## Instruction
Say how many lines of these entries include the word "pracy", and answer with the number alone.

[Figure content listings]
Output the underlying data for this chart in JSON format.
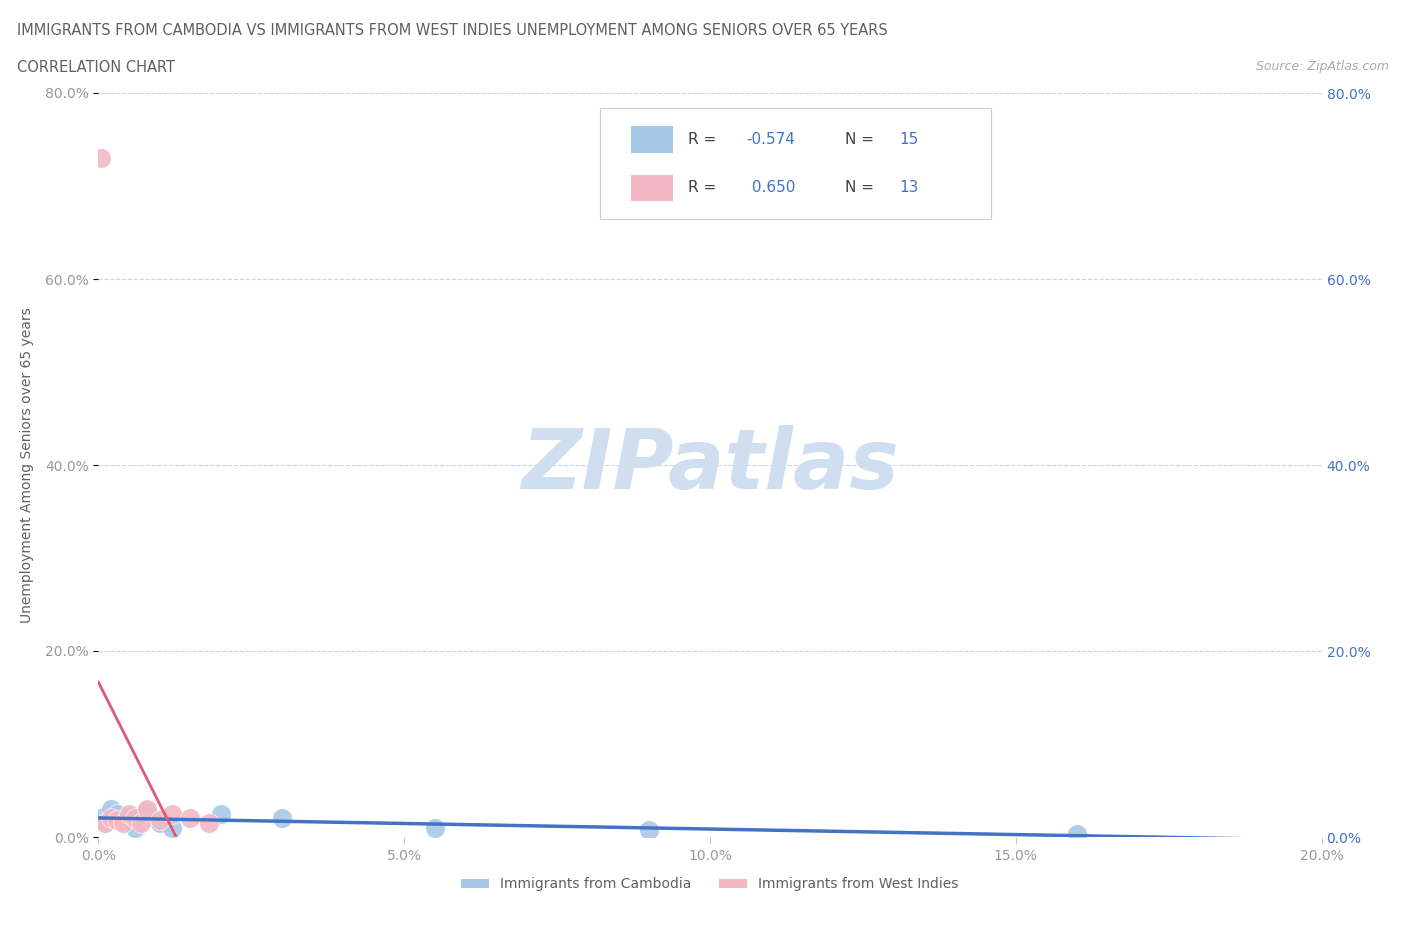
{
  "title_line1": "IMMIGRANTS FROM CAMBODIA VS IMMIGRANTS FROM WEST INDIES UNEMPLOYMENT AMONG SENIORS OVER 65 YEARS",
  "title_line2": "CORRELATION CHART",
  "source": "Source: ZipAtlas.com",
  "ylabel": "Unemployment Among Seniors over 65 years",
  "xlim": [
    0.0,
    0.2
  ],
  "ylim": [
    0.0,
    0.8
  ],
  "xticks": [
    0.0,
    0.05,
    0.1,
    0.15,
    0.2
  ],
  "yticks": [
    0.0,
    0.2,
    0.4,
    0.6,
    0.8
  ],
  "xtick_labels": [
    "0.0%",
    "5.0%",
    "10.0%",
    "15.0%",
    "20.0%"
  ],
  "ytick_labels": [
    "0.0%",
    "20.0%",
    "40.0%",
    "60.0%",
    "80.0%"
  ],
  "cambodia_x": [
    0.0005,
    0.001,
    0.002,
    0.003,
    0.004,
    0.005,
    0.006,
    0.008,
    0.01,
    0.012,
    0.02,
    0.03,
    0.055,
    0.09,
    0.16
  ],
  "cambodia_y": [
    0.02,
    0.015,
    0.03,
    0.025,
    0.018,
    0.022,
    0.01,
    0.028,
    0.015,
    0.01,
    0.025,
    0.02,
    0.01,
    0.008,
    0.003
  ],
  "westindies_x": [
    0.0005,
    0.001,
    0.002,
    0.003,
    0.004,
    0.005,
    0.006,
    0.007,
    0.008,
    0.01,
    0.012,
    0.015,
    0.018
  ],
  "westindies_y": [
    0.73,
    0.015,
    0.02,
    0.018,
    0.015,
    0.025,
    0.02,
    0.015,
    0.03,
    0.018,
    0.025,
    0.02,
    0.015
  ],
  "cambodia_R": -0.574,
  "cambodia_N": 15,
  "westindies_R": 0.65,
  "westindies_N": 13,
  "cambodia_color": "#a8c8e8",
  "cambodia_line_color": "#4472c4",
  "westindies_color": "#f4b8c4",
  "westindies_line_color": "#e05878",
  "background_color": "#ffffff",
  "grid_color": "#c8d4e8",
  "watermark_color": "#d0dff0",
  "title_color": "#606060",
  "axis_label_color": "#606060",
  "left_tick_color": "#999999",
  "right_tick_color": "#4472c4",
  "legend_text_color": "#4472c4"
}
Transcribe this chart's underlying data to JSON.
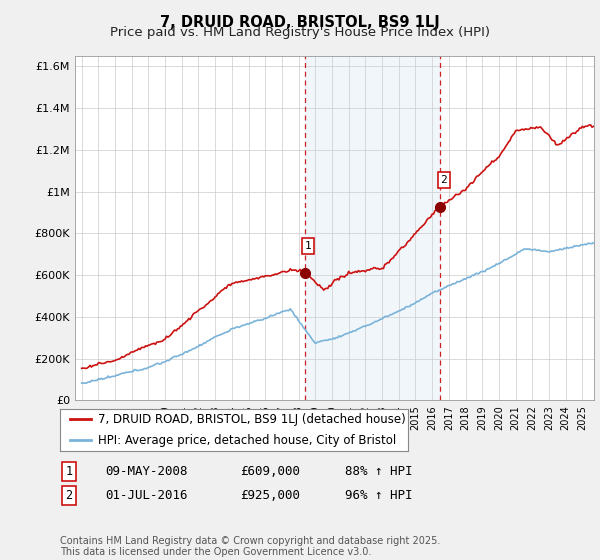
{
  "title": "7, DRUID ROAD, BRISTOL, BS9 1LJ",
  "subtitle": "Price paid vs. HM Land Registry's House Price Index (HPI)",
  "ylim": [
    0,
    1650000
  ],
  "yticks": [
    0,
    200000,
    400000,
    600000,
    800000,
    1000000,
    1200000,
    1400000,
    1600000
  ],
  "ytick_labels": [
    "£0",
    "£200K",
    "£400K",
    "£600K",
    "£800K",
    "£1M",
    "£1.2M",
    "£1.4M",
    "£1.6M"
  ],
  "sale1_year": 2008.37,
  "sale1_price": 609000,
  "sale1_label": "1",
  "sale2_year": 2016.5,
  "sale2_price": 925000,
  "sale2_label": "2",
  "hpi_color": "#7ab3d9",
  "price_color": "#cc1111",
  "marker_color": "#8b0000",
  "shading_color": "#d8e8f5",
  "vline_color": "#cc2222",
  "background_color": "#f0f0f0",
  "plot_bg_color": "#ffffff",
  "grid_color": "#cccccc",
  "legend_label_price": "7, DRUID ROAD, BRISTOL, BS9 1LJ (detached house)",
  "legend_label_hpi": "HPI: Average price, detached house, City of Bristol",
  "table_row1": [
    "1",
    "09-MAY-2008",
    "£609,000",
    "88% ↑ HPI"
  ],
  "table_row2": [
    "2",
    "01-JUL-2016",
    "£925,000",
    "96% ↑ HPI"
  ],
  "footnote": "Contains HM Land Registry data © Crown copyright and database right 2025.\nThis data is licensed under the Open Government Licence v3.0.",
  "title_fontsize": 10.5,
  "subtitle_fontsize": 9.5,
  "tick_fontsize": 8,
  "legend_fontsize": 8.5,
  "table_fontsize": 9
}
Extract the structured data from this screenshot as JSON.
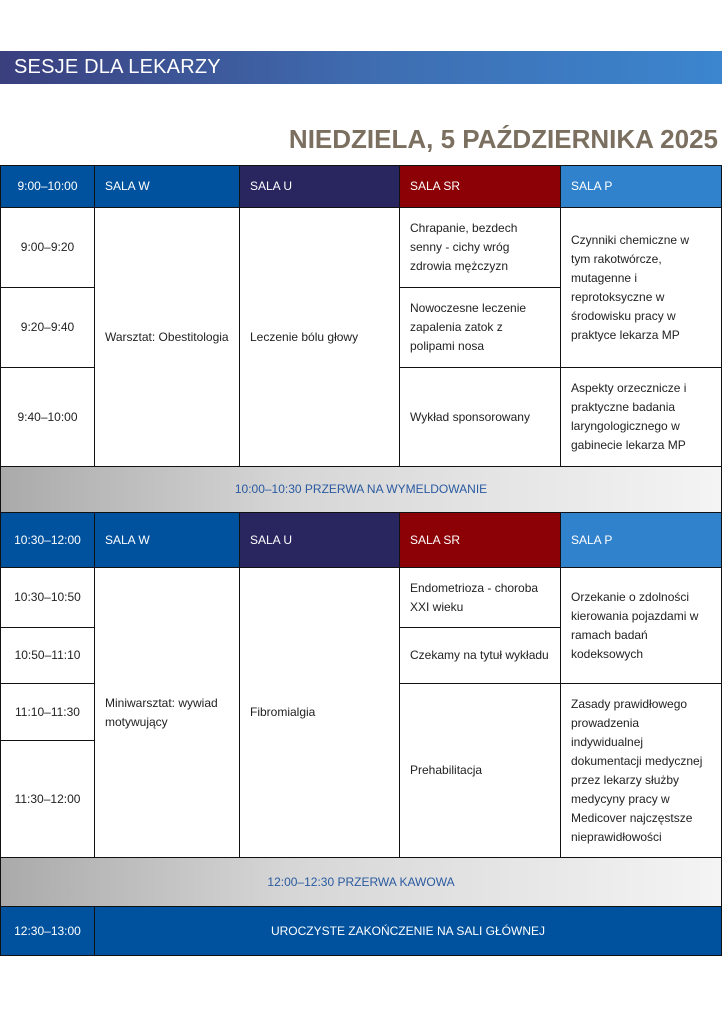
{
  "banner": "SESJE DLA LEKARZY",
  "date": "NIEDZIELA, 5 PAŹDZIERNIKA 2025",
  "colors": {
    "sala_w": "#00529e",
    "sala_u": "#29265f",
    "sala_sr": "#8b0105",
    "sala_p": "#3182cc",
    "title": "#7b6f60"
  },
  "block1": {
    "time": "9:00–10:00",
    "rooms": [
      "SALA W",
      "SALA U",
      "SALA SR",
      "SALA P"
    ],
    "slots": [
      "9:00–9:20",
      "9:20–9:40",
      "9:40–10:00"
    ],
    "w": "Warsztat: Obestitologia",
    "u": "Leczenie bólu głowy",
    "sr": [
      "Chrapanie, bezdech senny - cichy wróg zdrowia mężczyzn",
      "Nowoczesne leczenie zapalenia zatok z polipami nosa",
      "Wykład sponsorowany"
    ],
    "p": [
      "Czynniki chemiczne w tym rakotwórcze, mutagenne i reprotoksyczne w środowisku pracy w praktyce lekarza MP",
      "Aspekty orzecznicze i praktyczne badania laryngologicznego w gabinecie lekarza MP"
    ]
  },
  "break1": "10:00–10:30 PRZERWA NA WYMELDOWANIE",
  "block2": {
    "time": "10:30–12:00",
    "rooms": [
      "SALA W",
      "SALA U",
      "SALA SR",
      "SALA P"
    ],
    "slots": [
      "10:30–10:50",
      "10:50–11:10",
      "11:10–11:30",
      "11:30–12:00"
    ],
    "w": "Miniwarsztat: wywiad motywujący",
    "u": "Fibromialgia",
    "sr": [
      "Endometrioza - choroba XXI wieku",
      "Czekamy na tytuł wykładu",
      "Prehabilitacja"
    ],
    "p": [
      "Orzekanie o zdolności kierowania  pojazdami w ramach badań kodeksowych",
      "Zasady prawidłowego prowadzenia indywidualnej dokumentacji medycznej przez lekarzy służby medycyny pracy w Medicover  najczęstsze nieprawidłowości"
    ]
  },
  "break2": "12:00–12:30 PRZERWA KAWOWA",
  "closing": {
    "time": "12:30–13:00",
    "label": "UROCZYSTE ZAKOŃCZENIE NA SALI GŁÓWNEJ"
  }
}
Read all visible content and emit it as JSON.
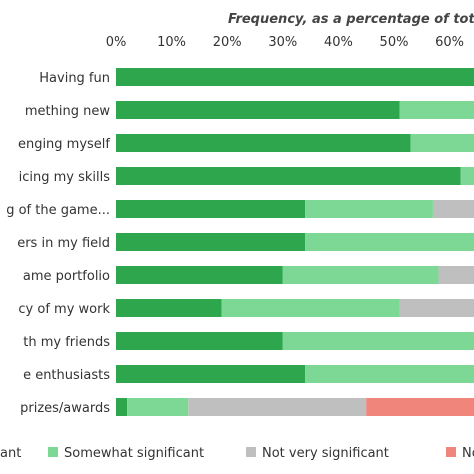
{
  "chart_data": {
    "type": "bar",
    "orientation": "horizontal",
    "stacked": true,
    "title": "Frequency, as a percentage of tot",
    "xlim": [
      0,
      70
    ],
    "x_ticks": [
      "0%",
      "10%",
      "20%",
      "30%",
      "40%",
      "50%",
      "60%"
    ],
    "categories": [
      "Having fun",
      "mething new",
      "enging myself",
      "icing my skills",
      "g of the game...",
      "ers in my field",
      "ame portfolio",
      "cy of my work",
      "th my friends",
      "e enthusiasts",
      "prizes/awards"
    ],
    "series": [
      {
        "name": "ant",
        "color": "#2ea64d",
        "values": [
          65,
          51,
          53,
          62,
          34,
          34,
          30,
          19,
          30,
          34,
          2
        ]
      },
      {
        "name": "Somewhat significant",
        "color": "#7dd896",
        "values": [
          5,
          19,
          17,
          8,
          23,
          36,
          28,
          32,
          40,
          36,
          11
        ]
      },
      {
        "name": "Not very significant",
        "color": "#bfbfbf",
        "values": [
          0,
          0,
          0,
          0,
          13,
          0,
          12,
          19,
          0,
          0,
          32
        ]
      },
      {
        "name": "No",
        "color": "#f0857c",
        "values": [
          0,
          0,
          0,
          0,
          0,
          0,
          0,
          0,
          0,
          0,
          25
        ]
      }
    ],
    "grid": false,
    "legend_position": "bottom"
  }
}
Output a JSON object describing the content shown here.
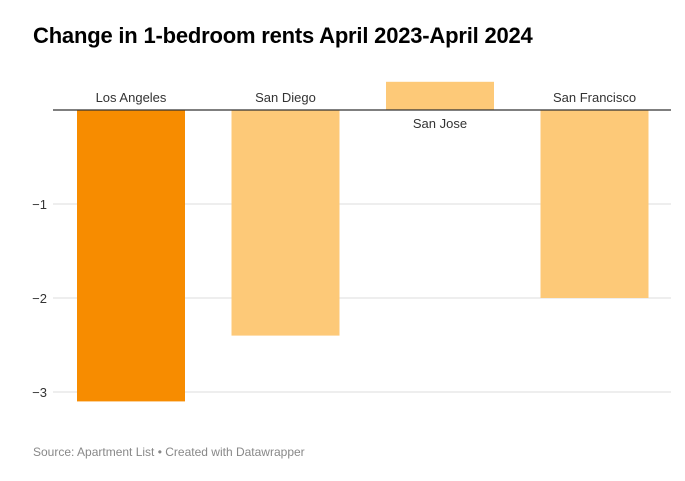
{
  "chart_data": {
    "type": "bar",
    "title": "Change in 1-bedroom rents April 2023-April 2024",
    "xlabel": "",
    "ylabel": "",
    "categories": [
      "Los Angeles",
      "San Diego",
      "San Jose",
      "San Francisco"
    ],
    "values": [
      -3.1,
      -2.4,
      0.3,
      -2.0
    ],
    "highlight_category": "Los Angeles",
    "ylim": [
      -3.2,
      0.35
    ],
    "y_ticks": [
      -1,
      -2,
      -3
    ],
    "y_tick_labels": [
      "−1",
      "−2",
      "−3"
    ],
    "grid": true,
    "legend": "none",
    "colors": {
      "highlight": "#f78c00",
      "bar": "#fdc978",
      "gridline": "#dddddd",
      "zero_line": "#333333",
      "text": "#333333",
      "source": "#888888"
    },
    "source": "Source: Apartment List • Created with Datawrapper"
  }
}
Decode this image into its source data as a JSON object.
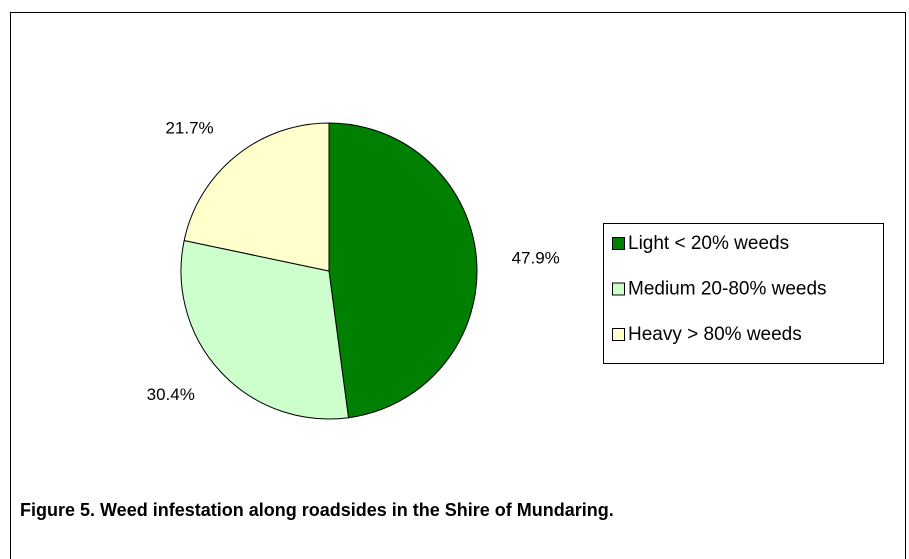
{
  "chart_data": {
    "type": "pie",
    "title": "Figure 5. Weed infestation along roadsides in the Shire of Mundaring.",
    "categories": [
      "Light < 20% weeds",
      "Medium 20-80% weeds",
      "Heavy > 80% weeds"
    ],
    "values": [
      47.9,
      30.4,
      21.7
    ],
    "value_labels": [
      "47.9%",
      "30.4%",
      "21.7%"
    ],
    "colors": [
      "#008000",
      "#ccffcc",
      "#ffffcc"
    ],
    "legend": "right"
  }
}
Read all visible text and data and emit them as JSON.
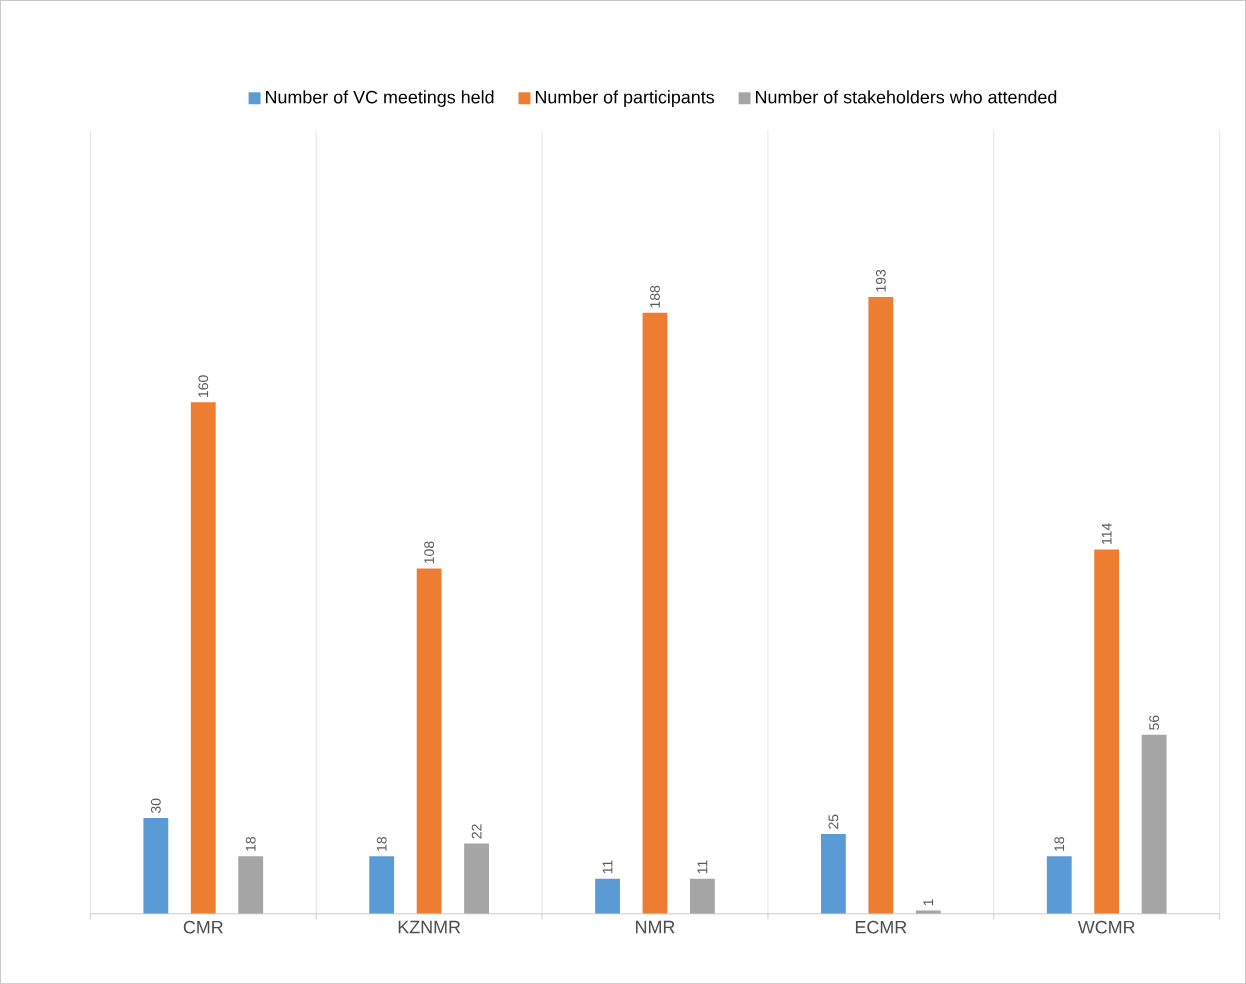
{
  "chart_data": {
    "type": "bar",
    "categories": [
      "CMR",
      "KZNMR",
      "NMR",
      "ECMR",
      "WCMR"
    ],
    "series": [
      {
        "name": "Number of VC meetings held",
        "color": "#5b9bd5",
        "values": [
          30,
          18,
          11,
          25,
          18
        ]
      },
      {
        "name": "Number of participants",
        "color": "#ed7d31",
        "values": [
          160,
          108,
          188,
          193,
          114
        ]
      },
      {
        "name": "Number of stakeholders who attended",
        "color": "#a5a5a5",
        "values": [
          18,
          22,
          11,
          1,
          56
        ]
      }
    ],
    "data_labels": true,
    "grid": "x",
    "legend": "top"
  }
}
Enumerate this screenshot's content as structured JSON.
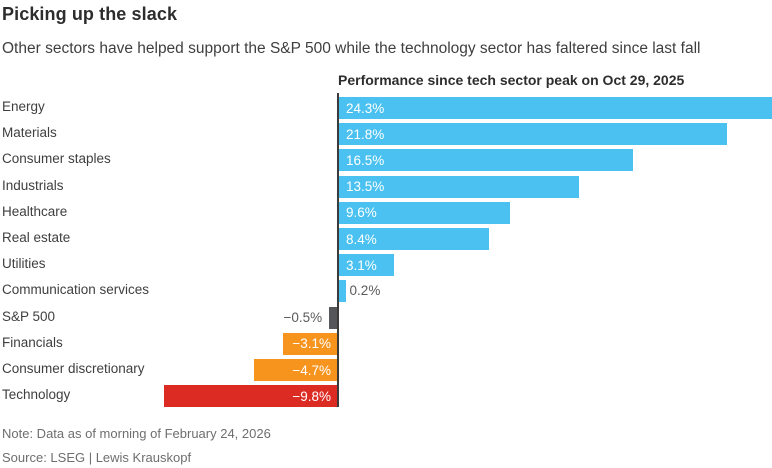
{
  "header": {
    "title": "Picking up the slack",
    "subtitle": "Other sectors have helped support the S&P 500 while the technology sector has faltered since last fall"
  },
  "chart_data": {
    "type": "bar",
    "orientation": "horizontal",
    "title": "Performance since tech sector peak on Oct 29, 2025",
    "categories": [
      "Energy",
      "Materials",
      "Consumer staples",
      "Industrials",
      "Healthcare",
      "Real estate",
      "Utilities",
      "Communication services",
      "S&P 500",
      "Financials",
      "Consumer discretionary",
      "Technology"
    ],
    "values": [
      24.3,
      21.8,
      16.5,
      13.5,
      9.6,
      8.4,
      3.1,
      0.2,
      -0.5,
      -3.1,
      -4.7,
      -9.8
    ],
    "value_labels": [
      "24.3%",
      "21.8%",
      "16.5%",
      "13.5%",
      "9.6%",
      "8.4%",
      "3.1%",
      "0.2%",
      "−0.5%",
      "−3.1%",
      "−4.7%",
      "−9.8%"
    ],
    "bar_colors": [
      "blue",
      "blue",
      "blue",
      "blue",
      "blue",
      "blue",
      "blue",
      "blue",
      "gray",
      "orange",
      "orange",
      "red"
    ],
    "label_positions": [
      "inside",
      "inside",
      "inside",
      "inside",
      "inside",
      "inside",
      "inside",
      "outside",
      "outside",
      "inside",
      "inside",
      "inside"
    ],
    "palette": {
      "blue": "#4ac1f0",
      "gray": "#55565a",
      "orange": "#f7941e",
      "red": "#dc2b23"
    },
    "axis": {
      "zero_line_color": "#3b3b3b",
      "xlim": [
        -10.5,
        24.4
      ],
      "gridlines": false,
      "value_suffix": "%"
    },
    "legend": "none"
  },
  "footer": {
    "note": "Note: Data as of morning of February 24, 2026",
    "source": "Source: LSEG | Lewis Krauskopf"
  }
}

## Correct answer
2